Required task: In the data below, find every line that has the string "click", and copy it.

Data provided:
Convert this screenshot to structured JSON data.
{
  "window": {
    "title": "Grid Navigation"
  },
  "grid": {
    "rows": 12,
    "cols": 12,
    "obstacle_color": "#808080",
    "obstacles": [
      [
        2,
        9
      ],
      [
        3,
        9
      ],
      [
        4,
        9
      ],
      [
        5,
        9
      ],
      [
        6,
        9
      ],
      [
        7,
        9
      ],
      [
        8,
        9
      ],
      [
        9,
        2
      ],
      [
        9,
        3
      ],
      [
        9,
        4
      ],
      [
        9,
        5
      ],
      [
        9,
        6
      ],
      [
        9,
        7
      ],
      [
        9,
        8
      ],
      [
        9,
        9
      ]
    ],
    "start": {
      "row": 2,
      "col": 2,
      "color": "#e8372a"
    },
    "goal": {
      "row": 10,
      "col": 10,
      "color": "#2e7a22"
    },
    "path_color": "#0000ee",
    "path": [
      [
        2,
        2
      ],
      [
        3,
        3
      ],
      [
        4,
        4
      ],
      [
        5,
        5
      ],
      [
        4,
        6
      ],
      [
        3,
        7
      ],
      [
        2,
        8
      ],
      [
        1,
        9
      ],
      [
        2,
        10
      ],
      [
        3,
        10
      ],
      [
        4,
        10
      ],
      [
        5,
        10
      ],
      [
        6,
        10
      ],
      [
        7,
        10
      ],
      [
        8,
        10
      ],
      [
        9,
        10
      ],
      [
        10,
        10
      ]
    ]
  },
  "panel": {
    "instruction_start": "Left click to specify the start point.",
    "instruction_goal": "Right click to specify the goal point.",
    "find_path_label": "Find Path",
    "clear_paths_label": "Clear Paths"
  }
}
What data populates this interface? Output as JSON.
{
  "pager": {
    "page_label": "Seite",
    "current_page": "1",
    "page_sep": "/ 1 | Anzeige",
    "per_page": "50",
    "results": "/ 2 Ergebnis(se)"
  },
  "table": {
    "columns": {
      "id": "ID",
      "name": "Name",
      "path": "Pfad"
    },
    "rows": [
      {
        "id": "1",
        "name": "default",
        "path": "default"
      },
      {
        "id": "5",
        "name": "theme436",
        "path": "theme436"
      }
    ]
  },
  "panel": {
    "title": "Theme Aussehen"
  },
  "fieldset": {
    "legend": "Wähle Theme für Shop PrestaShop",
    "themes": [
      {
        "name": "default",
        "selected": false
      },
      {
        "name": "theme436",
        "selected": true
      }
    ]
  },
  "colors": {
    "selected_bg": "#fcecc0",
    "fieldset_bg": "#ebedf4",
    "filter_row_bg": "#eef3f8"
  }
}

Final answer:
    "instruction_start": "Left click to specify the start point.",
    "instruction_goal": "Right click to specify the goal point.",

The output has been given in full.